** START Supplied material **

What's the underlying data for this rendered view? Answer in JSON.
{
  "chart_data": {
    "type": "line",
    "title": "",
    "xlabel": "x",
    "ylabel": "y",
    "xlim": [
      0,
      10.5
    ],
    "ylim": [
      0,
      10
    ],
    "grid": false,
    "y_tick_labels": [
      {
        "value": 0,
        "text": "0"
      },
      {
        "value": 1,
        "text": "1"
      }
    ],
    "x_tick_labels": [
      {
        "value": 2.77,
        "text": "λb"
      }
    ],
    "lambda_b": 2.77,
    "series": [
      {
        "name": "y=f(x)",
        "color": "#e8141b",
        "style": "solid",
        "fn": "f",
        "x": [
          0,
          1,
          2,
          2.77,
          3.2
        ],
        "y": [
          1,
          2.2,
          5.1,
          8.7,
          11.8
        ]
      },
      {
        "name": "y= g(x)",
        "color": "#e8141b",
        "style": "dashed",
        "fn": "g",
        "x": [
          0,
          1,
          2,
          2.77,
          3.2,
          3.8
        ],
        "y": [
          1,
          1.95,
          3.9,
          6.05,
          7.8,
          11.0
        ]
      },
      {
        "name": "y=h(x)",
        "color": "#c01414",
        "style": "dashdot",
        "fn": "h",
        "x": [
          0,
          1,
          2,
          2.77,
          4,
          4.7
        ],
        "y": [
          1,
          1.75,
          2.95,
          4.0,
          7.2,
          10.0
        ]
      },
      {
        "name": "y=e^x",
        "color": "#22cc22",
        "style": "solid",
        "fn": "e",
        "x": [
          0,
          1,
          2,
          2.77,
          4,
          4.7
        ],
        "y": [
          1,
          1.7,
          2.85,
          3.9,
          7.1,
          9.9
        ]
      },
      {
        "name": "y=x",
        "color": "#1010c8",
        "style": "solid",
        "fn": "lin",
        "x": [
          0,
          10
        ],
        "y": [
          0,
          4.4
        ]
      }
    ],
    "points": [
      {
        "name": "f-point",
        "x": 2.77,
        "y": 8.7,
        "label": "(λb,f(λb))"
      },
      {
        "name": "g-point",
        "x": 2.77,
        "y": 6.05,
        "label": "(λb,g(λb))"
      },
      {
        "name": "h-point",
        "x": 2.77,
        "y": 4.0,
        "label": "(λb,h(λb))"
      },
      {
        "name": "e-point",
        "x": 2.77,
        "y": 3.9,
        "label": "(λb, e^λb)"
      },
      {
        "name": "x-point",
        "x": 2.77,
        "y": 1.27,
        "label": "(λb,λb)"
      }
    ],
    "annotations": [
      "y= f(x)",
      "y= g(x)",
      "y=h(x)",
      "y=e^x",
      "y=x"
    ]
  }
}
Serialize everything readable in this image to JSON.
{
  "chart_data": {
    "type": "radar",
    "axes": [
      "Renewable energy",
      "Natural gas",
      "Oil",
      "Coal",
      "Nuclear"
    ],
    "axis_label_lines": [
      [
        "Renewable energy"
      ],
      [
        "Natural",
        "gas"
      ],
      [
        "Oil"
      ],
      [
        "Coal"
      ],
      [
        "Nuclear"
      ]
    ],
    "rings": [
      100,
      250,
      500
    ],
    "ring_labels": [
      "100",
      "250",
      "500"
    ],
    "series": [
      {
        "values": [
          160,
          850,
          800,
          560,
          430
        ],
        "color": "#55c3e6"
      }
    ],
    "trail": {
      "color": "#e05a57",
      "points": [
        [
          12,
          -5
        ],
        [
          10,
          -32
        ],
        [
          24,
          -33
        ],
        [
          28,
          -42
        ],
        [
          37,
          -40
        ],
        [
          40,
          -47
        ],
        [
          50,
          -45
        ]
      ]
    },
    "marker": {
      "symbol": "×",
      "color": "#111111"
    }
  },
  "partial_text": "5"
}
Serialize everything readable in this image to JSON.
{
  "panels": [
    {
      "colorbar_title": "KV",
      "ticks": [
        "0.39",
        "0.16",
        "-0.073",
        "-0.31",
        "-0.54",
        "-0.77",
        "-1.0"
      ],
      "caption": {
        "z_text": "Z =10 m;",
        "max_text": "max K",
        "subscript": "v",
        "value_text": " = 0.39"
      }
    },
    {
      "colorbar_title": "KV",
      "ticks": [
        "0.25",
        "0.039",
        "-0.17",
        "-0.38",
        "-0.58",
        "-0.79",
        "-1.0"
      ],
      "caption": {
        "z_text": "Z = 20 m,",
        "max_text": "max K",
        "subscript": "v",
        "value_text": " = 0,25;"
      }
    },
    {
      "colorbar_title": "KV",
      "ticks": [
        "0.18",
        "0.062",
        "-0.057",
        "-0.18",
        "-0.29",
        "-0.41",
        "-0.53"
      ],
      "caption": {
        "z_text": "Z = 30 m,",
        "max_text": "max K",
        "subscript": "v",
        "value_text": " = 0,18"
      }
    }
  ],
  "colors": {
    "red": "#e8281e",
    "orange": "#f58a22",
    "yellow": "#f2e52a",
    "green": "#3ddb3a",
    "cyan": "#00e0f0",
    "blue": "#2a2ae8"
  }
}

** END Supplied material **

Extract the full listing above without alteration.

_Solution to the exercise:_
What's the underlying data for this rendered view? Answer in JSON.
{
  "chart_data": {
    "type": "line",
    "title": "",
    "xlabel": "x",
    "ylabel": "y",
    "xlim": [
      0,
      10.5
    ],
    "ylim": [
      0,
      10
    ],
    "grid": false,
    "y_tick_labels": [
      {
        "value": 0,
        "text": "0"
      },
      {
        "value": 1,
        "text": "1"
      }
    ],
    "x_tick_labels": [
      {
        "value": 2.77,
        "text": "λb"
      }
    ],
    "lambda_b": 2.77,
    "series": [
      {
        "name": "y=f(x)",
        "color": "#e8141b",
        "style": "solid",
        "fn": "f",
        "x": [
          0,
          1,
          2,
          2.77,
          3.2
        ],
        "y": [
          1,
          2.2,
          5.1,
          8.7,
          11.8
        ]
      },
      {
        "name": "y= g(x)",
        "color": "#e8141b",
        "style": "dashed",
        "fn": "g",
        "x": [
          0,
          1,
          2,
          2.77,
          3.2,
          3.8
        ],
        "y": [
          1,
          1.95,
          3.9,
          6.05,
          7.8,
          11.0
        ]
      },
      {
        "name": "y=h(x)",
        "color": "#c01414",
        "style": "dashdot",
        "fn": "h",
        "x": [
          0,
          1,
          2,
          2.77,
          4,
          4.7
        ],
        "y": [
          1,
          1.75,
          2.95,
          4.0,
          7.2,
          10.0
        ]
      },
      {
        "name": "y=e^x",
        "color": "#22cc22",
        "style": "solid",
        "fn": "e",
        "x": [
          0,
          1,
          2,
          2.77,
          4,
          4.7
        ],
        "y": [
          1,
          1.7,
          2.85,
          3.9,
          7.1,
          9.9
        ]
      },
      {
        "name": "y=x",
        "color": "#1010c8",
        "style": "solid",
        "fn": "lin",
        "x": [
          0,
          10
        ],
        "y": [
          0,
          4.4
        ]
      }
    ],
    "points": [
      {
        "name": "f-point",
        "x": 2.77,
        "y": 8.7,
        "label": "(λb,f(λb))"
      },
      {
        "name": "g-point",
        "x": 2.77,
        "y": 6.05,
        "label": "(λb,g(λb))"
      },
      {
        "name": "h-point",
        "x": 2.77,
        "y": 4.0,
        "label": "(λb,h(λb))"
      },
      {
        "name": "e-point",
        "x": 2.77,
        "y": 3.9,
        "label": "(λb, e^λb)"
      },
      {
        "name": "x-point",
        "x": 2.77,
        "y": 1.27,
        "label": "(λb,λb)"
      }
    ],
    "annotations": [
      "y= f(x)",
      "y= g(x)",
      "y=h(x)",
      "y=e^x",
      "y=x"
    ]
  }
}
Serialize everything readable in this image to JSON.
{
  "chart_data": {
    "type": "radar",
    "axes": [
      "Renewable energy",
      "Natural gas",
      "Oil",
      "Coal",
      "Nuclear"
    ],
    "axis_label_lines": [
      [
        "Renewable energy"
      ],
      [
        "Natural",
        "gas"
      ],
      [
        "Oil"
      ],
      [
        "Coal"
      ],
      [
        "Nuclear"
      ]
    ],
    "rings": [
      100,
      250,
      500
    ],
    "ring_labels": [
      "100",
      "250",
      "500"
    ],
    "series": [
      {
        "values": [
          160,
          850,
          800,
          560,
          430
        ],
        "color": "#55c3e6"
      }
    ],
    "trail": {
      "color": "#e05a57",
      "points": [
        [
          12,
          -5
        ],
        [
          10,
          -32
        ],
        [
          24,
          -33
        ],
        [
          28,
          -42
        ],
        [
          37,
          -40
        ],
        [
          40,
          -47
        ],
        [
          50,
          -45
        ]
      ]
    },
    "marker": {
      "symbol": "×",
      "color": "#111111"
    }
  },
  "partial_text": "5"
}
Serialize everything readable in this image to JSON.
{
  "panels": [
    {
      "colorbar_title": "KV",
      "ticks": [
        "0.39",
        "0.16",
        "-0.073",
        "-0.31",
        "-0.54",
        "-0.77",
        "-1.0"
      ],
      "caption": {
        "z_text": "Z =10 m;",
        "max_text": "max K",
        "subscript": "v",
        "value_text": " = 0.39"
      }
    },
    {
      "colorbar_title": "KV",
      "ticks": [
        "0.25",
        "0.039",
        "-0.17",
        "-0.38",
        "-0.58",
        "-0.79",
        "-1.0"
      ],
      "caption": {
        "z_text": "Z = 20 m,",
        "max_text": "max K",
        "subscript": "v",
        "value_text": " = 0,25;"
      }
    },
    {
      "colorbar_title": "KV",
      "ticks": [
        "0.18",
        "0.062",
        "-0.057",
        "-0.18",
        "-0.29",
        "-0.41",
        "-0.53"
      ],
      "caption": {
        "z_text": "Z = 30 m,",
        "max_text": "max K",
        "subscript": "v",
        "value_text": " = 0,18"
      }
    }
  ],
  "colors": {
    "red": "#e8281e",
    "orange": "#f58a22",
    "yellow": "#f2e52a",
    "green": "#3ddb3a",
    "cyan": "#00e0f0",
    "blue": "#2a2ae8"
  }
}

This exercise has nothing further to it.